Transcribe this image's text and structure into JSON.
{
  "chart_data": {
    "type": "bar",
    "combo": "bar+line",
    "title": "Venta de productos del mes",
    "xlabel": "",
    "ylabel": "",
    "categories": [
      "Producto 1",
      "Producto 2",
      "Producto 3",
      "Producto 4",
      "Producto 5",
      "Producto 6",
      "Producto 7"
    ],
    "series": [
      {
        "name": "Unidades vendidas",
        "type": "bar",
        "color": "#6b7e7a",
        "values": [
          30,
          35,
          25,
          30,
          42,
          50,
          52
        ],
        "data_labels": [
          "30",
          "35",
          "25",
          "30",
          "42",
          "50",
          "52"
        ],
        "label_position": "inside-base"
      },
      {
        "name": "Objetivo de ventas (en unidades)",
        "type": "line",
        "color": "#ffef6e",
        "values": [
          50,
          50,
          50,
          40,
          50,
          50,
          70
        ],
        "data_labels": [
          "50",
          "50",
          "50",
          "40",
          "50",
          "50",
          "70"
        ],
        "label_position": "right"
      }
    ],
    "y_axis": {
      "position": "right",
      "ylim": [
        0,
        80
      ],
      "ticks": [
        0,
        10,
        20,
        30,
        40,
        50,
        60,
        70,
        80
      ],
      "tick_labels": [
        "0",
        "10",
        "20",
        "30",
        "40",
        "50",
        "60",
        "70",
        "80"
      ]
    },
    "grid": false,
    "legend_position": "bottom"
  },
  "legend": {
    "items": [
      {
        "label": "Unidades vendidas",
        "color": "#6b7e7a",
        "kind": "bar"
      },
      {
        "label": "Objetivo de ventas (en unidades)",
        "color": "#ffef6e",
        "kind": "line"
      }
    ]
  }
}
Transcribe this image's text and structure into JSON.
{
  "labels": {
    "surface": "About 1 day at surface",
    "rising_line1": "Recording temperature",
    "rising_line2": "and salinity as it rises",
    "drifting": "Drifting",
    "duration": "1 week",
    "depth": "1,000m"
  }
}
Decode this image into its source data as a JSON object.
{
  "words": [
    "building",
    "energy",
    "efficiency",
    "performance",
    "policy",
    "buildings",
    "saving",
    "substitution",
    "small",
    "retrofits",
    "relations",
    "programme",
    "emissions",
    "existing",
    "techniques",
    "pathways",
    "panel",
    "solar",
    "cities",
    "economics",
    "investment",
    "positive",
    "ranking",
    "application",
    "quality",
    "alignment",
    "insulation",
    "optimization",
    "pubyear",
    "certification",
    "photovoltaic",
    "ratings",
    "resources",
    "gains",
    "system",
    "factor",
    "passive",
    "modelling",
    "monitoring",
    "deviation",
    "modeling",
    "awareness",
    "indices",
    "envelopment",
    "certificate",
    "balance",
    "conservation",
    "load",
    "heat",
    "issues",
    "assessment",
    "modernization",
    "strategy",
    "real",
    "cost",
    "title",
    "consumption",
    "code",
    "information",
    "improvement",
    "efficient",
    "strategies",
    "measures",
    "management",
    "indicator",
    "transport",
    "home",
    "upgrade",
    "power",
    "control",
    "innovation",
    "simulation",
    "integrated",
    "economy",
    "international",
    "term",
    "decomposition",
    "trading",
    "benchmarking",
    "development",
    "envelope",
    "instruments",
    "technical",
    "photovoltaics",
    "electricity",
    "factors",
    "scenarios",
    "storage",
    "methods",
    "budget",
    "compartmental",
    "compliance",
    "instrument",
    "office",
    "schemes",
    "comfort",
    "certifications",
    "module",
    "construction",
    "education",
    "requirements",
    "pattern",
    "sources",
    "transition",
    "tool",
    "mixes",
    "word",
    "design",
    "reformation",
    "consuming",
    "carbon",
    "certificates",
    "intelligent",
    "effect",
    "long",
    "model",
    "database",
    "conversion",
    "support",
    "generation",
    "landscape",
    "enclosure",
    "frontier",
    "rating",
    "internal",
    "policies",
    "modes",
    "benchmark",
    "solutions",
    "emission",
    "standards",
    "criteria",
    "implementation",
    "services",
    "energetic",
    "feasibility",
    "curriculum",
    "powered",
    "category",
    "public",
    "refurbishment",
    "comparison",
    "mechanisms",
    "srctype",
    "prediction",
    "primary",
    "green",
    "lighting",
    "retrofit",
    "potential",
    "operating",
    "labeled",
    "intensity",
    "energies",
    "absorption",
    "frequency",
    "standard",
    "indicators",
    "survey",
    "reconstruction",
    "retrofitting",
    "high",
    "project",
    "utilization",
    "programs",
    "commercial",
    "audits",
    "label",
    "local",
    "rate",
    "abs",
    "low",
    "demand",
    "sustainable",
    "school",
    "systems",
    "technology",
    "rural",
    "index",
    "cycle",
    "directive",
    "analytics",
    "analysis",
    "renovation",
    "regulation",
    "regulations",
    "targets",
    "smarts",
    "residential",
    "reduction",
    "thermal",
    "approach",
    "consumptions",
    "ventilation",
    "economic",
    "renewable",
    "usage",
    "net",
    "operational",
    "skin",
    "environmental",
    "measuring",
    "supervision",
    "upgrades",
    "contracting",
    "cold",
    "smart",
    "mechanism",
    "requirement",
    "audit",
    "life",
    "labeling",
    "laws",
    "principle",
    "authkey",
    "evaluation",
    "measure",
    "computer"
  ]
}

* * *

- **Required task**: From the listing above, return each line with the word "name".

- **Final result**:
        "name": "Unidades vendidas",
        "name": "Objetivo de ventas (en unidades)",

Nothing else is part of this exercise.